▶ [Goal of the exercise] Search the material for the word "name" and copy each line that holds it.

# start of Information shown

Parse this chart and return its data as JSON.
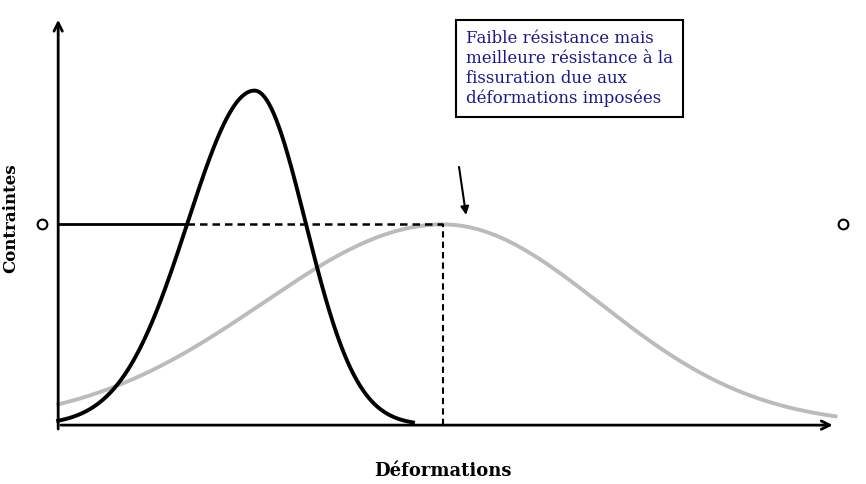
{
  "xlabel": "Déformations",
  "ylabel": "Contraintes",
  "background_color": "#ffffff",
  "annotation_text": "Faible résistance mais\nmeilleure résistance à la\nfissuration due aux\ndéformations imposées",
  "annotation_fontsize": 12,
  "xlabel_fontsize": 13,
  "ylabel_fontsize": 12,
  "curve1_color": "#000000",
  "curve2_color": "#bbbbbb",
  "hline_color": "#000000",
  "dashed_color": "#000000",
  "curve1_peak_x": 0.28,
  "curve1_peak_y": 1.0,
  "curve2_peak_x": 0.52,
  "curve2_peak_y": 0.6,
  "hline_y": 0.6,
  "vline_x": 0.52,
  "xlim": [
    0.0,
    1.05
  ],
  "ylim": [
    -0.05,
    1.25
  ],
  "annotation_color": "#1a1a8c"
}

# end of Information shown
# start of Information shown

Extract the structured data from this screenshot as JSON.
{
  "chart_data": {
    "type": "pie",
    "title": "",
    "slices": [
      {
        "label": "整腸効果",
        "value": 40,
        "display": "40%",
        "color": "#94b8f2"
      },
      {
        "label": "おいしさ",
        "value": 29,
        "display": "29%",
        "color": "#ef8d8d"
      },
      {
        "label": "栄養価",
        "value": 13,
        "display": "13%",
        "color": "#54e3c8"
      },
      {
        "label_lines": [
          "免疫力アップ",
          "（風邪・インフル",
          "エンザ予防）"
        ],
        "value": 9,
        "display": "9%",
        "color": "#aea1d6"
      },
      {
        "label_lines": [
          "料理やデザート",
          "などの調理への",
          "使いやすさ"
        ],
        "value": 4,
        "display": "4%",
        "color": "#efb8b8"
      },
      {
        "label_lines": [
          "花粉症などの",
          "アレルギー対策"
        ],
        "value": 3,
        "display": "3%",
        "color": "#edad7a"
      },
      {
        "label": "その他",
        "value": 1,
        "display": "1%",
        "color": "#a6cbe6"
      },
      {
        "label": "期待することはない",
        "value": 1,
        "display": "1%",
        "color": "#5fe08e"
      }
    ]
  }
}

# end of Information shown
# start of Information shown

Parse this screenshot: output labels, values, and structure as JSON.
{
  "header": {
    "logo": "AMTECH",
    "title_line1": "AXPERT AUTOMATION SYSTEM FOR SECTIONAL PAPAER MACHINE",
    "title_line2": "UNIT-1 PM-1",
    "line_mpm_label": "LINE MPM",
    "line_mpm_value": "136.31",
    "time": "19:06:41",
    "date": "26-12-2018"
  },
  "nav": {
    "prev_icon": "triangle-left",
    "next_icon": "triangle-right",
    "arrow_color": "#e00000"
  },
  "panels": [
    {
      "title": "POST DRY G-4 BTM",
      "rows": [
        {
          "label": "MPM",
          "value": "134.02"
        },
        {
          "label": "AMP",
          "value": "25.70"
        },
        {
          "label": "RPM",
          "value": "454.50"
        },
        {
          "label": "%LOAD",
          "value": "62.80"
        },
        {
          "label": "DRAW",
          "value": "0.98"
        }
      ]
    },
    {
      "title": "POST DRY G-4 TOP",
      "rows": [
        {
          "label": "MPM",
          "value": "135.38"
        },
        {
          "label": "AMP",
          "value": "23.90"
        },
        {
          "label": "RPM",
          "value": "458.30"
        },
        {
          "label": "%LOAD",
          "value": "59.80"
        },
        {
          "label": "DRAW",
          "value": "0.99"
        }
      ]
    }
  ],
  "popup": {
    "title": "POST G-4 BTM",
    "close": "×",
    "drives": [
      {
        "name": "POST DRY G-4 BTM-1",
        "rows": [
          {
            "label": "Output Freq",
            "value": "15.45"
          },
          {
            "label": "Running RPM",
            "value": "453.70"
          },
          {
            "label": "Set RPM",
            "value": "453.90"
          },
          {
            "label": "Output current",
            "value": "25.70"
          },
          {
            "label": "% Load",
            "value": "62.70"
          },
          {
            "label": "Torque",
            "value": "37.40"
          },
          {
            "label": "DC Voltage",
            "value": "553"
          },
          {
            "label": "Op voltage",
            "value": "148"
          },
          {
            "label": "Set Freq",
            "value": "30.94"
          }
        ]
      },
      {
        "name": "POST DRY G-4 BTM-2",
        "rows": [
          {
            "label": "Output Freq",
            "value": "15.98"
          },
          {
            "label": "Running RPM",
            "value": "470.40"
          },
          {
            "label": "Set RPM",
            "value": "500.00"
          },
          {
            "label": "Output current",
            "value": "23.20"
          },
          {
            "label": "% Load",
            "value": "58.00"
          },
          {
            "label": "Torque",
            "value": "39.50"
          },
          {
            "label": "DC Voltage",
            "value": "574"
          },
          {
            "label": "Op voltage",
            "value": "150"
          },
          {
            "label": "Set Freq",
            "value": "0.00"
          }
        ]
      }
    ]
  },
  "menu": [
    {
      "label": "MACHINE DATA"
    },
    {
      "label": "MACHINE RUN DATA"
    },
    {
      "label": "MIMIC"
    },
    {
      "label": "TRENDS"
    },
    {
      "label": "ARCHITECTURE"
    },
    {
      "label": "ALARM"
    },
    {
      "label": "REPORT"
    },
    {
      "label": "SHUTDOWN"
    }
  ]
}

# end of Information shown

▶ [Result]
        "name": "POST DRY G-4 BTM-1",
        "name": "POST DRY G-4 BTM-2",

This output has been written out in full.